▶ To be done: Copy out the entries below in full and exactly.

▶ Provided data:
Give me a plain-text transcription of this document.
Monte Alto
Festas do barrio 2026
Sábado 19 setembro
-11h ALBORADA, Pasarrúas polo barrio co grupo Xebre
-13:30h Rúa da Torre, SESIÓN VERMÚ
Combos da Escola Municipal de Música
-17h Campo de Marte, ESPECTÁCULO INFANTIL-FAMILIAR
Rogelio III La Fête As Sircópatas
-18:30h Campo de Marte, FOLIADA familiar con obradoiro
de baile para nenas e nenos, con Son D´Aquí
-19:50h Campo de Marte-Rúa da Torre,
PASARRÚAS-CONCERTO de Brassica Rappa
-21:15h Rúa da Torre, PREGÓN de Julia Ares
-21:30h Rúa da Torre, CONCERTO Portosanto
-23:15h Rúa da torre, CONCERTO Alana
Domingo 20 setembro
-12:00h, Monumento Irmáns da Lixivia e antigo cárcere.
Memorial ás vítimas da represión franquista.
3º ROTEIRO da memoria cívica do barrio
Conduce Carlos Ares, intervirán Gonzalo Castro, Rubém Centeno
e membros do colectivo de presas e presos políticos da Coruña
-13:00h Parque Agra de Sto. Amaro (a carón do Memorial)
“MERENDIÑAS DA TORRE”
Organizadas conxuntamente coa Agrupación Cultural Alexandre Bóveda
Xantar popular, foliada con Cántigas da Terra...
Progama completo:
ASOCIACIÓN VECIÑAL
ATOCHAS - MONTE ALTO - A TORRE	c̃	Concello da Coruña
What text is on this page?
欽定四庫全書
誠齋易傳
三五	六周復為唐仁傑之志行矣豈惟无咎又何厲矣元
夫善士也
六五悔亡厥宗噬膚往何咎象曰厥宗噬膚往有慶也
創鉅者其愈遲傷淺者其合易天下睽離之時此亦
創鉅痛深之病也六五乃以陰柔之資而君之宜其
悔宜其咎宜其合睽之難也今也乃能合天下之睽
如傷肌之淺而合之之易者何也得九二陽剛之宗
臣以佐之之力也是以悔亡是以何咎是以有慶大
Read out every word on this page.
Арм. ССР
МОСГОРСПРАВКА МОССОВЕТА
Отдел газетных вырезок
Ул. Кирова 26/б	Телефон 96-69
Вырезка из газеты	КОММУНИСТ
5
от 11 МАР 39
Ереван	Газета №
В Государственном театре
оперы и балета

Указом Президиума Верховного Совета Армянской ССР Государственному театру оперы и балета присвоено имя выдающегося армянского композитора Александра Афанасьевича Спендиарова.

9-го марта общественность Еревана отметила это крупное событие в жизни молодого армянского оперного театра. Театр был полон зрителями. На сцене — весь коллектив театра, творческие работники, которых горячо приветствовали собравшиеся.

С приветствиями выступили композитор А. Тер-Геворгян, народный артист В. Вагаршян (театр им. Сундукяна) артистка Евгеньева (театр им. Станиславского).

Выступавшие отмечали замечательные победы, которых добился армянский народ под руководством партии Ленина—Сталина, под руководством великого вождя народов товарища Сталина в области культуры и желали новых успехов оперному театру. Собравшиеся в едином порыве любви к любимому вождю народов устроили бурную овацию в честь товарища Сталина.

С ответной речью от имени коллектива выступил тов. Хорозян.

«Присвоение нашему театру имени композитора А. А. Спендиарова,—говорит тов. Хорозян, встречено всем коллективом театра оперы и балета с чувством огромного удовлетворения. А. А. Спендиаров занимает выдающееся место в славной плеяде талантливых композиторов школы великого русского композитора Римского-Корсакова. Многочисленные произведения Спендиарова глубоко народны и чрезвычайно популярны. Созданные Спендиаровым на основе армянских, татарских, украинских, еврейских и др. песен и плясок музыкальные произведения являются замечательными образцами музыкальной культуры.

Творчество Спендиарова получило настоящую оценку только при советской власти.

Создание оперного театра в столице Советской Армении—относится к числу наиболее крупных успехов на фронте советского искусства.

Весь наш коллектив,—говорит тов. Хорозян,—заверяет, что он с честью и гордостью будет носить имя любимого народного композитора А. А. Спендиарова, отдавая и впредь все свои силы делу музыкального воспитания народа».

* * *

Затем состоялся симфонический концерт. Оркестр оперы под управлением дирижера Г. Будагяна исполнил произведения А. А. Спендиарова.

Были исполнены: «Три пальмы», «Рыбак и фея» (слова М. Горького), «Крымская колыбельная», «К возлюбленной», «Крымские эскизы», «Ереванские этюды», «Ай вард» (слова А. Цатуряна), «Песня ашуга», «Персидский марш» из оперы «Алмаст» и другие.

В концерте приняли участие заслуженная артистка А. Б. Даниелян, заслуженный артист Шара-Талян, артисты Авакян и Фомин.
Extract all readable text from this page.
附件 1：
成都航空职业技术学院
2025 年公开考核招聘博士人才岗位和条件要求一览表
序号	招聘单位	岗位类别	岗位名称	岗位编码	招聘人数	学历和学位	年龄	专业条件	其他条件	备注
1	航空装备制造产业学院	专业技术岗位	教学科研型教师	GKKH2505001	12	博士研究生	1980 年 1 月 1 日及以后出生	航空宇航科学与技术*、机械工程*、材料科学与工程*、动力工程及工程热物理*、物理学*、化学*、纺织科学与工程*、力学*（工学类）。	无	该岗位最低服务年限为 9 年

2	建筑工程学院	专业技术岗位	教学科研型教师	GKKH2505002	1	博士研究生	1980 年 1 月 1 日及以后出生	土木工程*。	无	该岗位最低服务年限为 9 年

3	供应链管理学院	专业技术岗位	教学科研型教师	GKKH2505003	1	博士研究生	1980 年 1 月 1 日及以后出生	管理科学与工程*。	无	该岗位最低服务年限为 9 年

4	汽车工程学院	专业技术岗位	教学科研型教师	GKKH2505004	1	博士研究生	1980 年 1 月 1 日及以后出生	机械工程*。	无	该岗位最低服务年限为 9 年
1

▶ Written answer:
Give me a plain-text transcription of this document.
Monte Alto
Festas do barrio 2026
Sábado 19 setembro
-11h ALBORADA, Pasarrúas polo barrio co grupo Xebre
-13:30h Rúa da Torre, SESIÓN VERMÚ
Combos da Escola Municipal de Música
-17h Campo de Marte, ESPECTÁCULO INFANTIL-FAMILIAR
Rogelio III La Fête As Sircópatas
-18:30h Campo de Marte, FOLIADA familiar con obradoiro
de baile para nenas e nenos, con Son D´Aquí
-19:50h Campo de Marte-Rúa da Torre,
PASARRÚAS-CONCERTO de Brassica Rappa
-21:15h Rúa da Torre, PREGÓN de Julia Ares
-21:30h Rúa da Torre, CONCERTO Portosanto
-23:15h Rúa da torre, CONCERTO Alana
Domingo 20 setembro
-12:00h, Monumento Irmáns da Lixivia e antigo cárcere.
Memorial ás vítimas da represión franquista.
3º ROTEIRO da memoria cívica do barrio
Conduce Carlos Ares, intervirán Gonzalo Castro, Rubém Centeno
e membros do colectivo de presas e presos políticos da Coruña
-13:00h Parque Agra de Sto. Amaro (a carón do Memorial)
“MERENDIÑAS DA TORRE”
Organizadas conxuntamente coa Agrupación Cultural Alexandre Bóveda
Xantar popular, foliada con Cántigas da Terra...
Progama completo:
ASOCIACIÓN VECIÑAL
ATOCHAS - MONTE ALTO - A TORRE	c̃	Concello da Coruña
What text is on this page?
欽定四庫全書
誠齋易傳
三五	六周復為唐仁傑之志行矣豈惟无咎又何厲矣元
夫善士也
六五悔亡厥宗噬膚往何咎象曰厥宗噬膚往有慶也
創鉅者其愈遲傷淺者其合易天下睽離之時此亦
創鉅痛深之病也六五乃以陰柔之資而君之宜其
悔宜其咎宜其合睽之難也今也乃能合天下之睽
如傷肌之淺而合之之易者何也得九二陽剛之宗
臣以佐之之力也是以悔亡是以何咎是以有慶大
Read out every word on this page.
Арм. ССР
МОСГОРСПРАВКА МОССОВЕТА
Отдел газетных вырезок
Ул. Кирова 26/б	Телефон 96-69
Вырезка из газеты	КОММУНИСТ
5
от 11 МАР 39
Ереван	Газета №
В Государственном театре
оперы и балета

Указом Президиума Верховного Совета Армянской ССР Государственному театру оперы и балета присвоено имя выдающегося армянского композитора Александра Афанасьевича Спендиарова.

9-го марта общественность Еревана отметила это крупное событие в жизни молодого армянского оперного театра. Театр был полон зрителями. На сцене — весь коллектив театра, творческие работники, которых горячо приветствовали собравшиеся.

С приветствиями выступили композитор А. Тер-Геворгян, народный артист В. Вагаршян (театр им. Сундукяна) артистка Евгеньева (театр им. Станиславского).

Выступавшие отмечали замечательные победы, которых добился армянский народ под руководством партии Ленина—Сталина, под руководством великого вождя народов товарища Сталина в области культуры и желали новых успехов оперному театру. Собравшиеся в едином порыве любви к любимому вождю народов устроили бурную овацию в честь товарища Сталина.

С ответной речью от имени коллектива выступил тов. Хорозян.

«Присвоение нашему театру имени композитора А. А. Спендиарова,—говорит тов. Хорозян, встречено всем коллективом театра оперы и балета с чувством огромного удовлетворения. А. А. Спендиаров занимает выдающееся место в славной плеяде талантливых композиторов школы великого русского композитора Римского-Корсакова. Многочисленные произведения Спендиарова глубоко народны и чрезвычайно популярны. Созданные Спендиаровым на основе армянских, татарских, украинских, еврейских и др. песен и плясок музыкальные произведения являются замечательными образцами музыкальной культуры.

Творчество Спендиарова получило настоящую оценку только при советской власти.

Создание оперного театра в столице Советской Армении—относится к числу наиболее крупных успехов на фронте советского искусства.

Весь наш коллектив,—говорит тов. Хорозян,—заверяет, что он с честью и гордостью будет носить имя любимого народного композитора А. А. Спендиарова, отдавая и впредь все свои силы делу музыкального воспитания народа».

* * *

Затем состоялся симфонический концерт. Оркестр оперы под управлением дирижера Г. Будагяна исполнил произведения А. А. Спендиарова.

Были исполнены: «Три пальмы», «Рыбак и фея» (слова М. Горького), «Крымская колыбельная», «К возлюбленной», «Крымские эскизы», «Ереванские этюды», «Ай вард» (слова А. Цатуряна), «Песня ашуга», «Персидский марш» из оперы «Алмаст» и другие.

В концерте приняли участие заслуженная артистка А. Б. Даниелян, заслуженный артист Шара-Талян, артисты Авакян и Фомин.
Extract all readable text from this page.
附件 1：
成都航空职业技术学院
2025 年公开考核招聘博士人才岗位和条件要求一览表
序号	招聘单位	岗位类别	岗位名称	岗位编码	招聘人数	学历和学位	年龄	专业条件	其他条件	备注
1	航空装备制造产业学院	专业技术岗位	教学科研型教师	GKKH2505001	12	博士研究生	1980 年 1 月 1 日及以后出生	航空宇航科学与技术*、机械工程*、材料科学与工程*、动力工程及工程热物理*、物理学*、化学*、纺织科学与工程*、力学*（工学类）。	无	该岗位最低服务年限为 9 年

2	建筑工程学院	专业技术岗位	教学科研型教师	GKKH2505002	1	博士研究生	1980 年 1 月 1 日及以后出生	土木工程*。	无	该岗位最低服务年限为 9 年

3	供应链管理学院	专业技术岗位	教学科研型教师	GKKH2505003	1	博士研究生	1980 年 1 月 1 日及以后出生	管理科学与工程*。	无	该岗位最低服务年限为 9 年

4	汽车工程学院	专业技术岗位	教学科研型教师	GKKH2505004	1	博士研究生	1980 年 1 月 1 日及以后出生	机械工程*。	无	该岗位最低服务年限为 9 年
1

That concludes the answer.